▸ **Source material**:
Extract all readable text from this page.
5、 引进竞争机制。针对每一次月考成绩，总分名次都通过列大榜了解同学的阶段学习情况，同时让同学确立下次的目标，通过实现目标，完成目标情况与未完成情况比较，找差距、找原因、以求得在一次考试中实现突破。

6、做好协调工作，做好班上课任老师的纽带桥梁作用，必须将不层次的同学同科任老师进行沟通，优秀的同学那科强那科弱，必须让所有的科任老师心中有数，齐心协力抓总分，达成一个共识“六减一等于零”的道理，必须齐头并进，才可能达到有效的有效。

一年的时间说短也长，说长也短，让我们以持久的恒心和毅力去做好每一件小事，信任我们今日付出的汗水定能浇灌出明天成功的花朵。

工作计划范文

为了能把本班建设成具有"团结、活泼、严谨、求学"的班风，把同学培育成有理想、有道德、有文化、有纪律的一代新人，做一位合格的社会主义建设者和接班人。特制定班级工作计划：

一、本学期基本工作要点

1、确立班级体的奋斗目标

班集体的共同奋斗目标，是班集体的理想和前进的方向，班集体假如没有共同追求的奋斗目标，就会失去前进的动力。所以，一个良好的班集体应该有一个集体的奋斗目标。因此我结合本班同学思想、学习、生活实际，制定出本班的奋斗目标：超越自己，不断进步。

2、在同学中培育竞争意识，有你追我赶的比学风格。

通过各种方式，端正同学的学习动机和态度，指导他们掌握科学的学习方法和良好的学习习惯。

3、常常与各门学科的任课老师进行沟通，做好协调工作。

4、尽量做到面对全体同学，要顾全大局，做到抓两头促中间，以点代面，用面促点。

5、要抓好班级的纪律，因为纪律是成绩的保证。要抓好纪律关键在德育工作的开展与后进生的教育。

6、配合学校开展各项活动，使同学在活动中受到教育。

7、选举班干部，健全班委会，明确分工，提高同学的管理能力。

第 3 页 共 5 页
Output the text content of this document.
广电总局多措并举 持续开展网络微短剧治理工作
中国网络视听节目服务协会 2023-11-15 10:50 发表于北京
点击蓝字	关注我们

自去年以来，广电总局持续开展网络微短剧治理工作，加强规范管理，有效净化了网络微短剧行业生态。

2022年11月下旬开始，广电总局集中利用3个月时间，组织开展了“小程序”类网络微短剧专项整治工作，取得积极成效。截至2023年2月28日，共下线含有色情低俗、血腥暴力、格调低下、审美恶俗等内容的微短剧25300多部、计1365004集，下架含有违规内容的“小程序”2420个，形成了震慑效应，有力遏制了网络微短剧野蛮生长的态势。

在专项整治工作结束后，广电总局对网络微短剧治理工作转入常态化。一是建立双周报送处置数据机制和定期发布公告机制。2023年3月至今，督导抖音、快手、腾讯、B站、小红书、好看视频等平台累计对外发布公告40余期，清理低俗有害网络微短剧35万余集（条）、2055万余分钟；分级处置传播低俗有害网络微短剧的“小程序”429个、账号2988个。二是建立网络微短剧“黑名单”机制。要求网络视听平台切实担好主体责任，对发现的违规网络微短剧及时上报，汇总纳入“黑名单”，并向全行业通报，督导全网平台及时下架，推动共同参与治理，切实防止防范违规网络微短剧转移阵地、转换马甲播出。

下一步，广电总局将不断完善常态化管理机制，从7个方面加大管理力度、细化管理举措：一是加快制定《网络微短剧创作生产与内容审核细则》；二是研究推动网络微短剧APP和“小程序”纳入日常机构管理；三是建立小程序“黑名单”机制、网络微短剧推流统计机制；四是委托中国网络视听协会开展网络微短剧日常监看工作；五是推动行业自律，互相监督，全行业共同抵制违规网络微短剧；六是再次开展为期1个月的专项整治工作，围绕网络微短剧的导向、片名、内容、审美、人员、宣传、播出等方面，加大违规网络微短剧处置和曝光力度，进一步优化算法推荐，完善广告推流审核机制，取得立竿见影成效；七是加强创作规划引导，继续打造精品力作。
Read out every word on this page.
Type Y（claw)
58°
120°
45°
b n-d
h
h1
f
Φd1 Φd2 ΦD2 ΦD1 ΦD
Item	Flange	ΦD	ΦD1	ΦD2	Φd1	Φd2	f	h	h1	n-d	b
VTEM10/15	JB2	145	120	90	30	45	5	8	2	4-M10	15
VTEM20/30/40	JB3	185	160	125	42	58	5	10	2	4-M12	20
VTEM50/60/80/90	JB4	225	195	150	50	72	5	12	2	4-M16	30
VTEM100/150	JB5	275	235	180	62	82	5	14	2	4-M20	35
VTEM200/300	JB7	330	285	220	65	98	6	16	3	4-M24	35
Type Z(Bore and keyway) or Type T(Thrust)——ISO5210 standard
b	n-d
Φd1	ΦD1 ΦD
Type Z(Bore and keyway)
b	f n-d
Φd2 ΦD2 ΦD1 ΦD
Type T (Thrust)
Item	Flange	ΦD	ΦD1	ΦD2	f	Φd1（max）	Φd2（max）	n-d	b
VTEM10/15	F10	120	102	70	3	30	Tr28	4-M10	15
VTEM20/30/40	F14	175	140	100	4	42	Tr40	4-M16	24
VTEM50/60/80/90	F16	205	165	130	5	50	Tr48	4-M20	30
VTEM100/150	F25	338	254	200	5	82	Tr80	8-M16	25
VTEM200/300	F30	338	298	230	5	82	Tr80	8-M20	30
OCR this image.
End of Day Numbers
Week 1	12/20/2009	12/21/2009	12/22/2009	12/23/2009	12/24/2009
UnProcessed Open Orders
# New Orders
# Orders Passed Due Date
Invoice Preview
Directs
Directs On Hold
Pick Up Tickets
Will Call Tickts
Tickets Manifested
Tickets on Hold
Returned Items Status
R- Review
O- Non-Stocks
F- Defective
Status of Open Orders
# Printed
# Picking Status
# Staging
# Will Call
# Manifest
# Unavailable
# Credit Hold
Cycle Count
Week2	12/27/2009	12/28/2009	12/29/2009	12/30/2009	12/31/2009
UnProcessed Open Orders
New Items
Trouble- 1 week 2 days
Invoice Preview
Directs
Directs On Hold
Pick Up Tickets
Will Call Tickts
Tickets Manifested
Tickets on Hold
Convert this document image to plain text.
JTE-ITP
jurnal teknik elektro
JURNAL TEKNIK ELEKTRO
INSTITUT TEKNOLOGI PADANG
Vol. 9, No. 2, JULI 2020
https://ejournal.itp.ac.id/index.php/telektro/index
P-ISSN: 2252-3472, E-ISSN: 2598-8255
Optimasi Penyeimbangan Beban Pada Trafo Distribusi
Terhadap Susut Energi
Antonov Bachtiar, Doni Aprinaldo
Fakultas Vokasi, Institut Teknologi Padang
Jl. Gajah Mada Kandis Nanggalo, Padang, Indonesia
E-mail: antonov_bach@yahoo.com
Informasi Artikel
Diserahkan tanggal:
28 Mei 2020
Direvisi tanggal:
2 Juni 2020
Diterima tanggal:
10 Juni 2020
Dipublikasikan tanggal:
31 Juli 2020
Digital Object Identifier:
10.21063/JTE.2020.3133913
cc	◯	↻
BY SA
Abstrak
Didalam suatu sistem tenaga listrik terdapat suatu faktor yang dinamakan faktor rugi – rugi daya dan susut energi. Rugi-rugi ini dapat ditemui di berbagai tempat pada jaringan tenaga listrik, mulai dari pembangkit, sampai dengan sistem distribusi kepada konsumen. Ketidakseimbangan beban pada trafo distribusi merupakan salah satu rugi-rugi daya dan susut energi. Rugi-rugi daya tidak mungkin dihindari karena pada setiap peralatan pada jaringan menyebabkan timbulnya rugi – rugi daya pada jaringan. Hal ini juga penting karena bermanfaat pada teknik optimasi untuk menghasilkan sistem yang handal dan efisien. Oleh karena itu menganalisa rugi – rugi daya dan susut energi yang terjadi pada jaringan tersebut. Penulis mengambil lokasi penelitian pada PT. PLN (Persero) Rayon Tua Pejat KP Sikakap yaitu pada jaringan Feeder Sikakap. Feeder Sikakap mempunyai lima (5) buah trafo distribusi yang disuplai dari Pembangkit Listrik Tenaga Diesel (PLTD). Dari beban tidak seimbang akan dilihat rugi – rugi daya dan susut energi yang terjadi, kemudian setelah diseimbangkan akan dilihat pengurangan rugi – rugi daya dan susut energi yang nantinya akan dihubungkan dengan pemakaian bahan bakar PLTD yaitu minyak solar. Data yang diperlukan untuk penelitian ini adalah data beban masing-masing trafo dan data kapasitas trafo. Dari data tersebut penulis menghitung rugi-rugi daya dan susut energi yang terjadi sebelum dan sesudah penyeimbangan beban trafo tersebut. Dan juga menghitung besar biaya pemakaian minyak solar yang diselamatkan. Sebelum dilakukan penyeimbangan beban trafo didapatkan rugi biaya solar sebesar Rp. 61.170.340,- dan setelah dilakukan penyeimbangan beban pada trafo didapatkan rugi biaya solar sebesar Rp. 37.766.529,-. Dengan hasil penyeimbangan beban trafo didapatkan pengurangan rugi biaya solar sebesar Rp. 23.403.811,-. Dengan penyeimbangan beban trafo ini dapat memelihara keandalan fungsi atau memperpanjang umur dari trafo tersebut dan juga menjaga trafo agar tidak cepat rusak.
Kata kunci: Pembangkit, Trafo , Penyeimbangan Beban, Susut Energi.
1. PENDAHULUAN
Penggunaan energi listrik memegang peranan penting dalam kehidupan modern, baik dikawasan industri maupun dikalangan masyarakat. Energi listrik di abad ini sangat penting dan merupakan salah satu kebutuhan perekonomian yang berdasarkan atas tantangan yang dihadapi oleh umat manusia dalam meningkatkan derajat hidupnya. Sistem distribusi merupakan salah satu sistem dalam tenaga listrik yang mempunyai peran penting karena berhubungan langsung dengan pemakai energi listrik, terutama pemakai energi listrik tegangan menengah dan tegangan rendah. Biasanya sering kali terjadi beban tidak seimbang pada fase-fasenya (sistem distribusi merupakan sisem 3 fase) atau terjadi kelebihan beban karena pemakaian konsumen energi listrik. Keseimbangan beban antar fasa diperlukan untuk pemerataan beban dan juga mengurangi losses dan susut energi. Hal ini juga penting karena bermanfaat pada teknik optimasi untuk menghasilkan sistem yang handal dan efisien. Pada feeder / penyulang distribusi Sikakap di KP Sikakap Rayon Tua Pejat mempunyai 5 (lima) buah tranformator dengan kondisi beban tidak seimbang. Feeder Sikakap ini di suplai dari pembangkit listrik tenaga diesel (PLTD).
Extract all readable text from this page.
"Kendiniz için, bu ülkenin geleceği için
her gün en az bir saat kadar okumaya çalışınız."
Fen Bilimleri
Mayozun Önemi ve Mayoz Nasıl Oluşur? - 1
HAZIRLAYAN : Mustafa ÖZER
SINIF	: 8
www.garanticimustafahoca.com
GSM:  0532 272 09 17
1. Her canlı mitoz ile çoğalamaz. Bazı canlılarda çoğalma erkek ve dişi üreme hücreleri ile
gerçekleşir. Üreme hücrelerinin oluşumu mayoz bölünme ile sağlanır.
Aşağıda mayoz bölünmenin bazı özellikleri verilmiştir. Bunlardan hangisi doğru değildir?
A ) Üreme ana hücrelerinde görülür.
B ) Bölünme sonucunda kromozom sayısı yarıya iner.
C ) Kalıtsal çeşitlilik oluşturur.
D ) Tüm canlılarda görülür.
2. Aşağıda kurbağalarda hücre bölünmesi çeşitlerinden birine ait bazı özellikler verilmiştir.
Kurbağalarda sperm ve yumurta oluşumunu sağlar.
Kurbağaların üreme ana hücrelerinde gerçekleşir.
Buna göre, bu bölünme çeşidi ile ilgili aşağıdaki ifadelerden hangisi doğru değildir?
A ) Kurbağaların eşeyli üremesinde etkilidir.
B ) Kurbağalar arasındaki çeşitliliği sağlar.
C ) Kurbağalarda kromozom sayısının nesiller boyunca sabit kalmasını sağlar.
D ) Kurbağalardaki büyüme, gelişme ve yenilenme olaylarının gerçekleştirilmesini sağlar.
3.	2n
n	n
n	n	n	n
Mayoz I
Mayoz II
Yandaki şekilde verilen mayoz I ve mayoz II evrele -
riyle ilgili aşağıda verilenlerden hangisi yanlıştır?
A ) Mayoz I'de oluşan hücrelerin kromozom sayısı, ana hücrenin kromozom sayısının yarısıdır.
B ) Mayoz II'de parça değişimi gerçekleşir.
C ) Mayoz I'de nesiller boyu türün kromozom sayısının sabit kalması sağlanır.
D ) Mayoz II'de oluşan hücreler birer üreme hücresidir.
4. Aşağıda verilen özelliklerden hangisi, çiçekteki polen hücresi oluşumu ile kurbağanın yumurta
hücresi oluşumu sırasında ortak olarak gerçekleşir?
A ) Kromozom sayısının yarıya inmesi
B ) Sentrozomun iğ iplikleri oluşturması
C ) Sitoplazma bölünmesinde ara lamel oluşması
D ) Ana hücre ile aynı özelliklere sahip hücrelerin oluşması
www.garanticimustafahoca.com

▸ **Exercise requirements**: Take every line from the data that contains the word "image".

▸ **Result of the task**:
OCR this image.
Convert this document image to plain text.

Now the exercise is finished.